>> BEGIN DATASET CONTENT
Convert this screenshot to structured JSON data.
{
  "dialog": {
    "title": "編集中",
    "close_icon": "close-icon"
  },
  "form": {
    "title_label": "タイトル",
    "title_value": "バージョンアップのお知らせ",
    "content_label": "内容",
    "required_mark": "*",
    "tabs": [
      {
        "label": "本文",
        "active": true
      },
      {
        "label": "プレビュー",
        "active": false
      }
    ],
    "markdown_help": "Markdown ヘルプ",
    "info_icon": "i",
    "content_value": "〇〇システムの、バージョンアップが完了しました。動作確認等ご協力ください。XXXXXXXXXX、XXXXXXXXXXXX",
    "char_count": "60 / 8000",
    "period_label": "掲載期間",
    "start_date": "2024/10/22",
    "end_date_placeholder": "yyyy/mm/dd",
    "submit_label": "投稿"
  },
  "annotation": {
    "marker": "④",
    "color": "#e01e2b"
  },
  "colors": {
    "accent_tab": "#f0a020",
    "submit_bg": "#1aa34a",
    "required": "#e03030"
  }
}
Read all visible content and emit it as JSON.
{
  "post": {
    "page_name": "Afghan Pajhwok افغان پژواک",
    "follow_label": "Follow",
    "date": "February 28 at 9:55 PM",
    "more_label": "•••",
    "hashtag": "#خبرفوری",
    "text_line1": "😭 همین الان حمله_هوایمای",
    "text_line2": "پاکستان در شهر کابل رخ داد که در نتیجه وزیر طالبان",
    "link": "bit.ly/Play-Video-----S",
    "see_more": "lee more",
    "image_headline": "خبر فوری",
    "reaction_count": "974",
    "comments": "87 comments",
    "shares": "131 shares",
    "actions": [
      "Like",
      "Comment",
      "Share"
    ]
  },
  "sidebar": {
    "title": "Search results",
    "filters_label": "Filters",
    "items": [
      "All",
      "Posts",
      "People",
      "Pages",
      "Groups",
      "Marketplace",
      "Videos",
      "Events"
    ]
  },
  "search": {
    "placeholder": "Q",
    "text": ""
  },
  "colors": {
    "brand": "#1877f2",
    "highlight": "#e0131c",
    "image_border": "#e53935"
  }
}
>> END DATASET CONTENT
= TASK BRIEF =
Here, the records must be output exactly and in full.

= EXERCISE RESPONSE =
Convert this screenshot to structured JSON data.
{
  "dialog": {
    "title": "編集中",
    "close_icon": "close-icon"
  },
  "form": {
    "title_label": "タイトル",
    "title_value": "バージョンアップのお知らせ",
    "content_label": "内容",
    "required_mark": "*",
    "tabs": [
      {
        "label": "本文",
        "active": true
      },
      {
        "label": "プレビュー",
        "active": false
      }
    ],
    "markdown_help": "Markdown ヘルプ",
    "info_icon": "i",
    "content_value": "〇〇システムの、バージョンアップが完了しました。動作確認等ご協力ください。XXXXXXXXXX、XXXXXXXXXXXX",
    "char_count": "60 / 8000",
    "period_label": "掲載期間",
    "start_date": "2024/10/22",
    "end_date_placeholder": "yyyy/mm/dd",
    "submit_label": "投稿"
  },
  "annotation": {
    "marker": "④",
    "color": "#e01e2b"
  },
  "colors": {
    "accent_tab": "#f0a020",
    "submit_bg": "#1aa34a",
    "required": "#e03030"
  }
}
Read all visible content and emit it as JSON.
{
  "post": {
    "page_name": "Afghan Pajhwok افغان پژواک",
    "follow_label": "Follow",
    "date": "February 28 at 9:55 PM",
    "more_label": "•••",
    "hashtag": "#خبرفوری",
    "text_line1": "😭 همین الان حمله_هوایمای",
    "text_line2": "پاکستان در شهر کابل رخ داد که در نتیجه وزیر طالبان",
    "link": "bit.ly/Play-Video-----S",
    "see_more": "lee more",
    "image_headline": "خبر فوری",
    "reaction_count": "974",
    "comments": "87 comments",
    "shares": "131 shares",
    "actions": [
      "Like",
      "Comment",
      "Share"
    ]
  },
  "sidebar": {
    "title": "Search results",
    "filters_label": "Filters",
    "items": [
      "All",
      "Posts",
      "People",
      "Pages",
      "Groups",
      "Marketplace",
      "Videos",
      "Events"
    ]
  },
  "search": {
    "placeholder": "Q",
    "text": ""
  },
  "colors": {
    "brand": "#1877f2",
    "highlight": "#e0131c",
    "image_border": "#e53935"
  }
}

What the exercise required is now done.